(Excerpt from a dataset)
— Start —
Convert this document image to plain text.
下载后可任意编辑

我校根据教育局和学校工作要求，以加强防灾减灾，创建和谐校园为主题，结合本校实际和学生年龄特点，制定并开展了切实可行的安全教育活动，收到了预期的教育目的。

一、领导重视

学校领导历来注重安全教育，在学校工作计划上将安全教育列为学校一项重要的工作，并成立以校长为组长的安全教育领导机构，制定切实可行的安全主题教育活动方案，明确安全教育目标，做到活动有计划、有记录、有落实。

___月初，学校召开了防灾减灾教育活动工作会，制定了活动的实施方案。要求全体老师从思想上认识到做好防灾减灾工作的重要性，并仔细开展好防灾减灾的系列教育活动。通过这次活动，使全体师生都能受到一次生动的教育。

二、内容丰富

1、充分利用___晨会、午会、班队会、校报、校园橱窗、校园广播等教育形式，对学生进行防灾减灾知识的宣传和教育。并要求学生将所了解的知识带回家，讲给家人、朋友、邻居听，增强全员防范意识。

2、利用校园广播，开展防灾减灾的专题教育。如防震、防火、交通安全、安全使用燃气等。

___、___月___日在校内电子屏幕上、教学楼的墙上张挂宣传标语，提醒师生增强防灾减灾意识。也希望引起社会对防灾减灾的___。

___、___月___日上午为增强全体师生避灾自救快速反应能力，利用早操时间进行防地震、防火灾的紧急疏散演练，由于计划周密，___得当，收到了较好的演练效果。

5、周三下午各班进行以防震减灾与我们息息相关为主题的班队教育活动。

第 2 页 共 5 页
— End —
— Start —
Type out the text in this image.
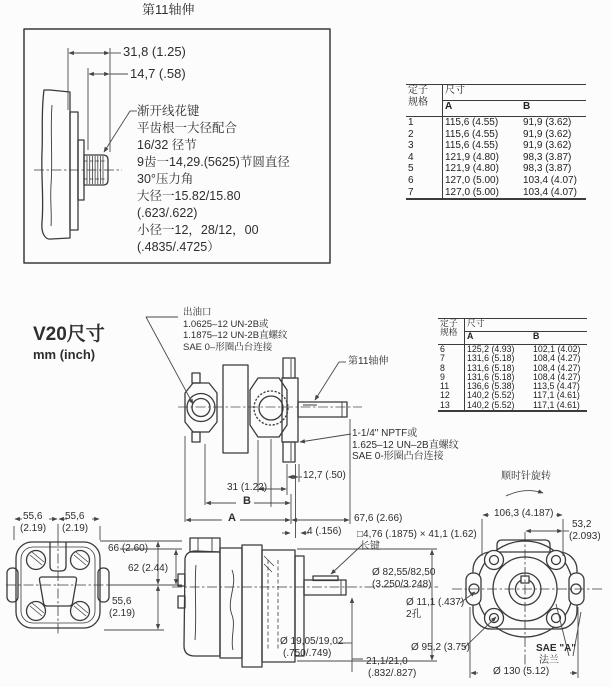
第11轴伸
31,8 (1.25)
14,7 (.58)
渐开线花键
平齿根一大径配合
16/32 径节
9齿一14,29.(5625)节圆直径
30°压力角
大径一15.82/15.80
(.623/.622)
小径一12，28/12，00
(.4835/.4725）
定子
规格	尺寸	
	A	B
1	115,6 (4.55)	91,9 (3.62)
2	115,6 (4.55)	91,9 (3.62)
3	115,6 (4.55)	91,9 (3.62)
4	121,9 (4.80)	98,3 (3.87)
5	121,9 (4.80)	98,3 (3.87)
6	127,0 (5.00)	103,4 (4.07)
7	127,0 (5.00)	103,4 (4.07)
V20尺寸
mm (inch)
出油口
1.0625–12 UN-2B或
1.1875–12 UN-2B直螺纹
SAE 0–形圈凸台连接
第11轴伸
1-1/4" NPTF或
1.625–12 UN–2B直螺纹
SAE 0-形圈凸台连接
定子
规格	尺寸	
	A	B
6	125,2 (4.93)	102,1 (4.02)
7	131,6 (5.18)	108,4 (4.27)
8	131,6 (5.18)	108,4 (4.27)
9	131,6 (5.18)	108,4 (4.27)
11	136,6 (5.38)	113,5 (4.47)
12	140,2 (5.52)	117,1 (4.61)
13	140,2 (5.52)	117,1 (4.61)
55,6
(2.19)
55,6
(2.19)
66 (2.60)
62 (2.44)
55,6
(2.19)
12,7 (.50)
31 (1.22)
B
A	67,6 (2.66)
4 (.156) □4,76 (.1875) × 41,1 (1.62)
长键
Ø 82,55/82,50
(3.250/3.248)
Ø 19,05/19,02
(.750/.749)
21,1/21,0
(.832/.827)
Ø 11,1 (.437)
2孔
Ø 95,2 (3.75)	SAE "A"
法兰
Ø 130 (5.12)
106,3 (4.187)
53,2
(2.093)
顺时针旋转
— End —
— Start —
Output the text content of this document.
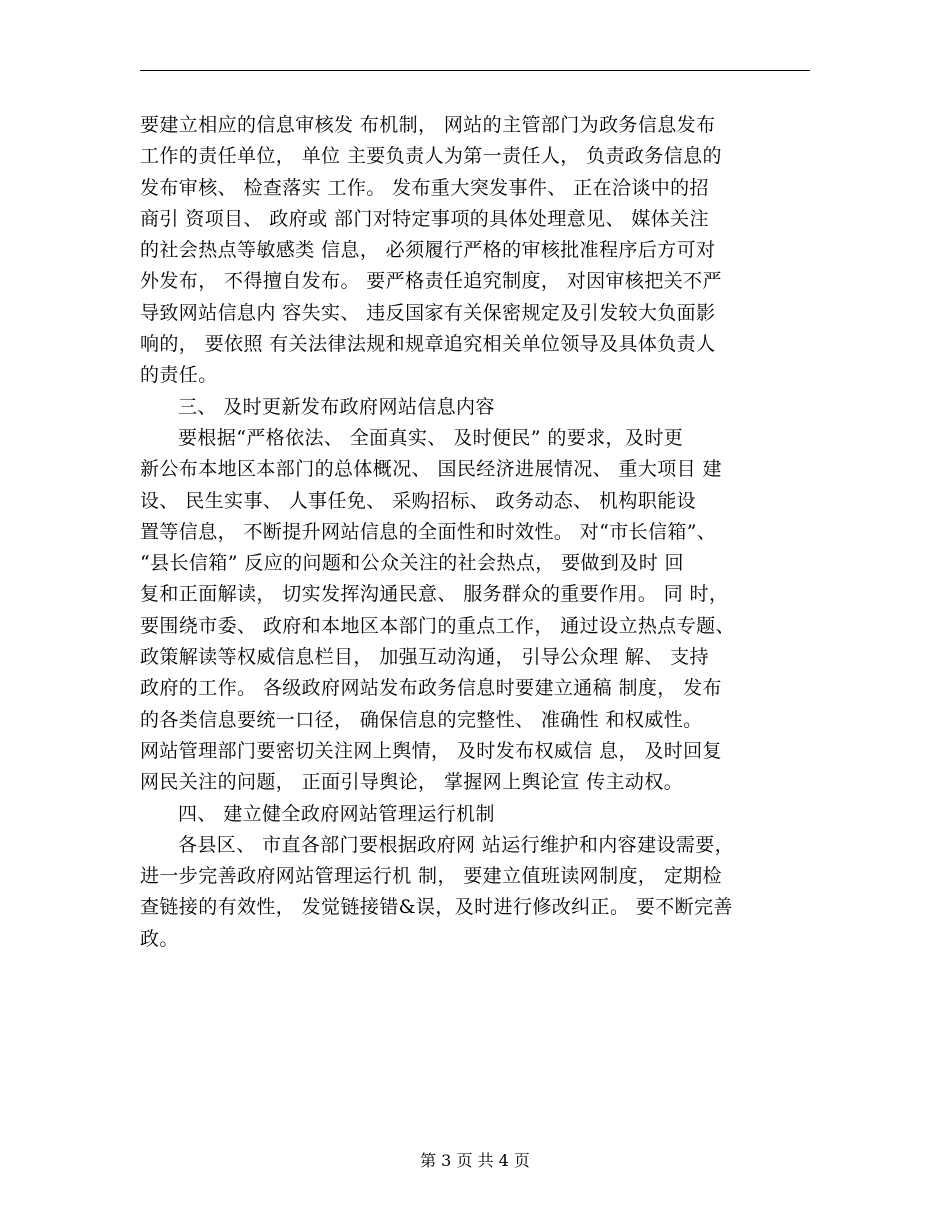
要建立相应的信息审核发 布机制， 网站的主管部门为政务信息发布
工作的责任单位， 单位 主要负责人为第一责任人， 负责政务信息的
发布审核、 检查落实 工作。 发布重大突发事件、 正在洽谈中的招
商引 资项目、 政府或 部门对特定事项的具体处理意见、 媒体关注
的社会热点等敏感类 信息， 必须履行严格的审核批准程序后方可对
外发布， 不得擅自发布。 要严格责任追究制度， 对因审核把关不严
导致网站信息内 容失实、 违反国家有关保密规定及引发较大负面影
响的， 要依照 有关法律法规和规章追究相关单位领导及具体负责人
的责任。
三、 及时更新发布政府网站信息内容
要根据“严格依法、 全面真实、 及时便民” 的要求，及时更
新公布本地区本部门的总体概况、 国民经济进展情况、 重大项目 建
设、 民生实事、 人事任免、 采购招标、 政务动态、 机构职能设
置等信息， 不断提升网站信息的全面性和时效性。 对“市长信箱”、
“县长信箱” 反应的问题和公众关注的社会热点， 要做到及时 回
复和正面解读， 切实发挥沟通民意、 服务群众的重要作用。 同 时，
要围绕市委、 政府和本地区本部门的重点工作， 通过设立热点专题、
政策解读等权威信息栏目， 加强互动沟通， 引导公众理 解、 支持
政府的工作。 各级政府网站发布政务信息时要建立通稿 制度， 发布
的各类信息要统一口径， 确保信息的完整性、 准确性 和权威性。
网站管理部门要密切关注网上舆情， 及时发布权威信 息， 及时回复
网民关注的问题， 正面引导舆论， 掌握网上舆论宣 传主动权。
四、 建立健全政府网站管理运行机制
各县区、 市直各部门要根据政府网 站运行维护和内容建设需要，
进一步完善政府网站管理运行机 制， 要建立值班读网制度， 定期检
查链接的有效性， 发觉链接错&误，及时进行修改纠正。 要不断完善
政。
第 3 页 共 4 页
— End —
▶ [YOUR TASK]:
Only a number is needed: how many lines of the material above contain "document"?

▶ [SOLUTION TO THIS TASK]:
2